Exercise set =
(1) Reproduce the part of the Kokonoe article from "Kokonoe (九重町, Kokonoe-machi)" to "flowing through Kokonoe.".
(2) Answer these questions using the Kokonoe article:
(a) Which river flows through Kokonoe?
(b) What is the average annual temperature in Kokonoe?
(c) On what date was the town of Kokonoe formed?
(3) Continue the article on the town of Kokonoe from its last sentence.
**** Source document
Kokonoe (九重町, Kokonoe-machi) is a town located in Kusu District, Ōita Prefecture, Japan. As of 30 November 2023, the town had an estimated population of 8,536 in 3,881 households, and a population density of 31 persons per km^{2}. The total area of the city is 271.37 km2

== Geography ==
Kokonoe is located within the mountainous western part of Oita, with most of the area is covered within the Aso Kujū National Park. Mount Kujū is located here with the Kusu River flowing through Kokonoe.

=== Neighbouring municipalities ===
Kumamoto Prefecture
- Minamioguni
- Oguni
Ōita Prefecture
- Kusu
- Taketa
- Yufu

===Climate===
Kokonoe has a humid subtropical climate (Köppen Cfa) characterized by warm summers and cool winters with light to no snowfall. The average annual temperature in Kokonoe is 12.0 °C. The average annual rainfall is 1795 mm with September as the wettest month. The temperatures are highest on average in August, at around 23.0 °C, and lowest in January, at around 0.7 °C.

===Demographics===
Per Japanese census data, the population of Kokonoe is as shown below

==History==
The area of Kokonoe was part of ancient Bungo Province. During the Edo period the area was mostly tenryō territory under the direct control of the Tokugawa shogunate. Following the Meiji restoration, the villages of Handa, Higashi-Handa and Minami-Yamada within Kusu District, Ōita were established on May 1, 1889 with the creation of the modern municipalities system. The village of Nogami was established on March 29, 1896 out of portions of Handa and Higashi-Handa, and was raised to town status on January 1, 1951. On February 1, 1955, the town of Nogami and villages of Handa, Higashi-Handa and Minami-Yamada merged to form the town of Kokonoe.
********
**** Entries shown
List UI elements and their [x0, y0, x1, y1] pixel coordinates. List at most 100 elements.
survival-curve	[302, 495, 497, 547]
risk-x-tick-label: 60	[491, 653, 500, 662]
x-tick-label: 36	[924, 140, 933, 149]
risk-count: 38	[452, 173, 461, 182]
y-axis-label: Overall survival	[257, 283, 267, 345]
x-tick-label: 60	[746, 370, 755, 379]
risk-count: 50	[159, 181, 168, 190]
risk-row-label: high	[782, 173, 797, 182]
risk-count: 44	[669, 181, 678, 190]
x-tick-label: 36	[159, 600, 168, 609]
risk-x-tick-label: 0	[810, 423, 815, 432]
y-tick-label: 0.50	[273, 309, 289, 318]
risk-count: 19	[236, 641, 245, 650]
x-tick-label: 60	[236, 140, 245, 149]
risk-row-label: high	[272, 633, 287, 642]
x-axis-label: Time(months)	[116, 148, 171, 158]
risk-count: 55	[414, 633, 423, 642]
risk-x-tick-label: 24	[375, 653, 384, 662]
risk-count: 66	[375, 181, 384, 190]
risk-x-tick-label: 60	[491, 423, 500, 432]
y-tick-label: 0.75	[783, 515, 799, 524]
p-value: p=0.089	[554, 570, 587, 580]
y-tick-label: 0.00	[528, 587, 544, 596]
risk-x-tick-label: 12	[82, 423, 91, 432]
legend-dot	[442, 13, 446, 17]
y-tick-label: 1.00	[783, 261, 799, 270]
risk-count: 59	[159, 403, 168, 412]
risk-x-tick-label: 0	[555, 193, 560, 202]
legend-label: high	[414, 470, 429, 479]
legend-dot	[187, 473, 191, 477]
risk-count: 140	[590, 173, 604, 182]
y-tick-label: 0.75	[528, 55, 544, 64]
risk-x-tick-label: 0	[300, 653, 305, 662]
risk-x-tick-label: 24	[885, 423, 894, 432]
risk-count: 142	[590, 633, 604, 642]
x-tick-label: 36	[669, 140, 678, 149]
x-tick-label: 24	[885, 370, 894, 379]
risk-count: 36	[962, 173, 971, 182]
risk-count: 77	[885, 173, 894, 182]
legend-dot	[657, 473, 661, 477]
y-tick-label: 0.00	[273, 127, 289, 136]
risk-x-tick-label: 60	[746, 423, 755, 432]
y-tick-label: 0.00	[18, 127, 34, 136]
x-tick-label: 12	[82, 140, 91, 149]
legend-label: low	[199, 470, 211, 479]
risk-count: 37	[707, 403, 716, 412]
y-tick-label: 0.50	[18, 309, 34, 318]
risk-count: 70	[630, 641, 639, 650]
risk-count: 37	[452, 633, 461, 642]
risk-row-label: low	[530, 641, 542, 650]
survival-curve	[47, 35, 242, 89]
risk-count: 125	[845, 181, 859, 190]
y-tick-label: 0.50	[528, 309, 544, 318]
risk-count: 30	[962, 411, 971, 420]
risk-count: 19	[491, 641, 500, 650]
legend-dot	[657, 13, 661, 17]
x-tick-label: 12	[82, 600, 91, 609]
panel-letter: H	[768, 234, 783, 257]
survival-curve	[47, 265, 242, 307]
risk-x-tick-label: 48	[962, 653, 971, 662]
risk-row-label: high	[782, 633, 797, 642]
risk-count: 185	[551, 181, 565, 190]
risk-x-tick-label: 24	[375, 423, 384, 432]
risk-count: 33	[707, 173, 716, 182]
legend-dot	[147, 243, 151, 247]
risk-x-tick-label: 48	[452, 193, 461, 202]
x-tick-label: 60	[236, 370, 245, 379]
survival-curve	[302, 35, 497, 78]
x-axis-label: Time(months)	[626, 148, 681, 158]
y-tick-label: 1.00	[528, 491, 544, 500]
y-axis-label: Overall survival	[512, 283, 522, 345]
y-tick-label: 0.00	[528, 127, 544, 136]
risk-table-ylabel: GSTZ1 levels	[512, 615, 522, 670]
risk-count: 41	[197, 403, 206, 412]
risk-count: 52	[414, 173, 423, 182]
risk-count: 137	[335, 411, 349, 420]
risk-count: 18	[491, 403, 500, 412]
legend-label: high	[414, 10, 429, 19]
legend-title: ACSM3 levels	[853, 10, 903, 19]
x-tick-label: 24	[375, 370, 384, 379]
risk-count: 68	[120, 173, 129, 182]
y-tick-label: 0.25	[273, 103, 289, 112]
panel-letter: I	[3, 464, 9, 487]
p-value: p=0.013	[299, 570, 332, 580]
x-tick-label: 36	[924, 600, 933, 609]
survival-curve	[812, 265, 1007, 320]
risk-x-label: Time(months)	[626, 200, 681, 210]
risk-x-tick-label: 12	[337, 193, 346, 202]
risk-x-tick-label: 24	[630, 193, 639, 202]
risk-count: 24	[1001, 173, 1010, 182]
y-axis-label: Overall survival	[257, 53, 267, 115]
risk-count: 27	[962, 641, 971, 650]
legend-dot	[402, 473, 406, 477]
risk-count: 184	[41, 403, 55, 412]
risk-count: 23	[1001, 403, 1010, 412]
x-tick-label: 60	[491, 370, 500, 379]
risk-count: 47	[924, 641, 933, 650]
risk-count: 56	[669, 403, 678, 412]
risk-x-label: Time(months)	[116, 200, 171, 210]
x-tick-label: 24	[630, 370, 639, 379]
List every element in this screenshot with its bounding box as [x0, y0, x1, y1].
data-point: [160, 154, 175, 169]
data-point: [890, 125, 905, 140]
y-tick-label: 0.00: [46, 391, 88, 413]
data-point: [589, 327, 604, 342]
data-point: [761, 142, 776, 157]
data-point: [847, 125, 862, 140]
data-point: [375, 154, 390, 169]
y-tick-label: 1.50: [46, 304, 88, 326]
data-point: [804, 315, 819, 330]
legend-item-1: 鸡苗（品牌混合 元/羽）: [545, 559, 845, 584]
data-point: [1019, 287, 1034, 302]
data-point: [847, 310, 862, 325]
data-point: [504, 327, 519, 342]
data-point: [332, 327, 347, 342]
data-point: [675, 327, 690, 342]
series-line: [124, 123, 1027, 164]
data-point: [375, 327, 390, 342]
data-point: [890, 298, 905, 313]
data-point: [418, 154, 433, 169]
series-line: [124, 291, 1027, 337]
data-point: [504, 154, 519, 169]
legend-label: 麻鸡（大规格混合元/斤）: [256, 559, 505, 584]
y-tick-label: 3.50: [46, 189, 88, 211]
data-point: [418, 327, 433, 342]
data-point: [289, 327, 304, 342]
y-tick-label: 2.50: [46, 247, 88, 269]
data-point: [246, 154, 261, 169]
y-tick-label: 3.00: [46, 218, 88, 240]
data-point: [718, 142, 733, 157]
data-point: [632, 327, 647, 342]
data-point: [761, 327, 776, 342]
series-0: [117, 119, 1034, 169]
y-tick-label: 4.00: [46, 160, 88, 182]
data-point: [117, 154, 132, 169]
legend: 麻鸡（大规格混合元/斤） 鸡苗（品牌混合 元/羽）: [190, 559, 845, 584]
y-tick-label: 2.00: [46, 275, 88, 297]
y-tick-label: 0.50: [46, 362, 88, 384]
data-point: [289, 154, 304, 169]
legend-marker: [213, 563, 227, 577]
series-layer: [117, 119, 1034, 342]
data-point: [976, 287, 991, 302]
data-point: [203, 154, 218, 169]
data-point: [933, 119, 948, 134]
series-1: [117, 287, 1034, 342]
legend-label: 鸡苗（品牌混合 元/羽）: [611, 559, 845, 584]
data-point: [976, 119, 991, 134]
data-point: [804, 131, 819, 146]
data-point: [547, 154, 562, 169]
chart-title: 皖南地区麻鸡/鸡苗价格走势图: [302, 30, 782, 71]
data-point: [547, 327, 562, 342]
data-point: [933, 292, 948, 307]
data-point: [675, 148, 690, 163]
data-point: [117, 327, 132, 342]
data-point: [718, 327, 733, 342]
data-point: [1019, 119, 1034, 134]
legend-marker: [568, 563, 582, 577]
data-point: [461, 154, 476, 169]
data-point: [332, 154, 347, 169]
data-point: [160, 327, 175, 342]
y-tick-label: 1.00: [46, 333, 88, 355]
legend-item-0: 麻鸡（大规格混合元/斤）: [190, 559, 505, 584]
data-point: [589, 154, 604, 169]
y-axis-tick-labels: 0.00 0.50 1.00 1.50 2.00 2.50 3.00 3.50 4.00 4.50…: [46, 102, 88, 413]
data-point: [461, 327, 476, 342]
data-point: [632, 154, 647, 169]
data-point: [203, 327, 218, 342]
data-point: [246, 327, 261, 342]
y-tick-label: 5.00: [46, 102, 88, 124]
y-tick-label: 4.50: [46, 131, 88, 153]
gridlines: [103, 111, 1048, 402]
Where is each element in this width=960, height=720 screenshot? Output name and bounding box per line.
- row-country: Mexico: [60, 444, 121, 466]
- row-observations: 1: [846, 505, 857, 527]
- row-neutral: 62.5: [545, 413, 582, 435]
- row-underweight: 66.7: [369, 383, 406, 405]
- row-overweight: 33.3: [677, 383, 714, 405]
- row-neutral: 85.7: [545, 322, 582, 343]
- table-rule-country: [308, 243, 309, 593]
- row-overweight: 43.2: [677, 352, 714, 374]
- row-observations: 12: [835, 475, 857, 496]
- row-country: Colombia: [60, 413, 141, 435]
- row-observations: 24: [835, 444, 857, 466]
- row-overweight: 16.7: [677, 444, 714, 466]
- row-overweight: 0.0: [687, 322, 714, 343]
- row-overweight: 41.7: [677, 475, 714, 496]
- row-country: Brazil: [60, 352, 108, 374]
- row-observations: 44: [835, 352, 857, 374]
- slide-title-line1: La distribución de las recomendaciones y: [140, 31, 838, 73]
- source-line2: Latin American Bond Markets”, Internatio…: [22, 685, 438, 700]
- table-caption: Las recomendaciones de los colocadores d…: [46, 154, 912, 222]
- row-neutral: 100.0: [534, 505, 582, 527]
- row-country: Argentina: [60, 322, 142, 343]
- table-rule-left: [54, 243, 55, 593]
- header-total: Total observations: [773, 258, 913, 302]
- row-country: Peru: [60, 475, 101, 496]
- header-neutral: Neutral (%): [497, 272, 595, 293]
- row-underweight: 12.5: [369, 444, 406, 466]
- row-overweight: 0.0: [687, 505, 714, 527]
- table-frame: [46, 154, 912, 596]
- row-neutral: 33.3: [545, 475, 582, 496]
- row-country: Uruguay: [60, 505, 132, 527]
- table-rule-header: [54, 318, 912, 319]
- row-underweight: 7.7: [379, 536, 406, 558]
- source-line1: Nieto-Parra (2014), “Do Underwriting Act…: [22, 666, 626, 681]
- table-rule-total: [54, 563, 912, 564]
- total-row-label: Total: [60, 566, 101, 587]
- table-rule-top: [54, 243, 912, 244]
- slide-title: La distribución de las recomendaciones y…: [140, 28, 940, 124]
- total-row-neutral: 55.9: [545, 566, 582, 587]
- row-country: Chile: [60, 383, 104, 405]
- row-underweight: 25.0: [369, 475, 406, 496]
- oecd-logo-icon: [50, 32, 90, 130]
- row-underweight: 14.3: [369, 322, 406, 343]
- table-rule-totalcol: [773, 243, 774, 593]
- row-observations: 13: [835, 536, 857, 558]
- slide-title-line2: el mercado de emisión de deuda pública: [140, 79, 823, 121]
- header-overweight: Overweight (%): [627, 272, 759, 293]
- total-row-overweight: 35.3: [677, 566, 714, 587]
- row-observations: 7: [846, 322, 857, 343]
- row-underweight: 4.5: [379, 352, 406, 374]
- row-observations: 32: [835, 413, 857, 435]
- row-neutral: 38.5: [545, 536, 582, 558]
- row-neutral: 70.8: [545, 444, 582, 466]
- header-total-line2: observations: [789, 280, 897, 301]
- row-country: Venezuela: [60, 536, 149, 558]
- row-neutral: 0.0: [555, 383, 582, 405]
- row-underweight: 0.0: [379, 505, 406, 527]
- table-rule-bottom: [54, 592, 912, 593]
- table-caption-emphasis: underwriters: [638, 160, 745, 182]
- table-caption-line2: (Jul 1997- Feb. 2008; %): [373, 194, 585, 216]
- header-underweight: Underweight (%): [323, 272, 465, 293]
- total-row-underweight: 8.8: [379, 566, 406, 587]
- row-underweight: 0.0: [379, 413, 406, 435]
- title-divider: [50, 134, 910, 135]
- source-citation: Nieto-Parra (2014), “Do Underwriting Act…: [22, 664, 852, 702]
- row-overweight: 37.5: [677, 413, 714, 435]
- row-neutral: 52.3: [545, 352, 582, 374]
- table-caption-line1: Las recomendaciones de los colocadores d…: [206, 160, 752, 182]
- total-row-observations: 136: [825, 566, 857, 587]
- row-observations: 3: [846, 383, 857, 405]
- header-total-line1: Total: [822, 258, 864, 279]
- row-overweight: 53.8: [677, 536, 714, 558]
********
Answers to each task =
(1)
Kokonoe (九重町, Kokonoe-machi) is a town located in Kusu District, Ōita Prefecture, Japan. As of 30 November 2023, the town had an estimated population of 8,536 in 3,881 households, and a population density of 31 persons per km^{2}. The total area of the city is 271.37 km2

== Geography ==
Kokonoe is located within the mountainous western part of Oita, with most of the area is covered within the Aso Kujū National Park. Mount Kujū is located here with the Kusu River flowing through Kokonoe.

(2)
(a) The Kusu River
(b) 12.0 °C
(c) February 1, 1955

(3)
==Government==
Kokonoe has a mayor-council form of government with a directly elected mayor and a unicameral town council of 13 members. Kokonoe, together with Kusu, contributes one member to the Ōita Prefectural Assembly. In terms of national politics, the town is part of the Ōita 2nd district of the lower house of the Diet of Japan.

==Economy==
The economy of Kokonoe is centered on agriculture, forestry and electrical energy production. The town power plants, with geothermal power generating a large amount of electricity, and the electricity self-sufficiency rate reaches 2,293%, the highest among municipalities in Japan. The town promotes its nine onsen, which are occasionally closed due to flooding; it is also the summer headquarters of Labo Camp Kujū, part of the LABO language program.

==Education==
Kokonoe has six public elementary schools and one public junior high school operated by the town government. The town does not have a high school.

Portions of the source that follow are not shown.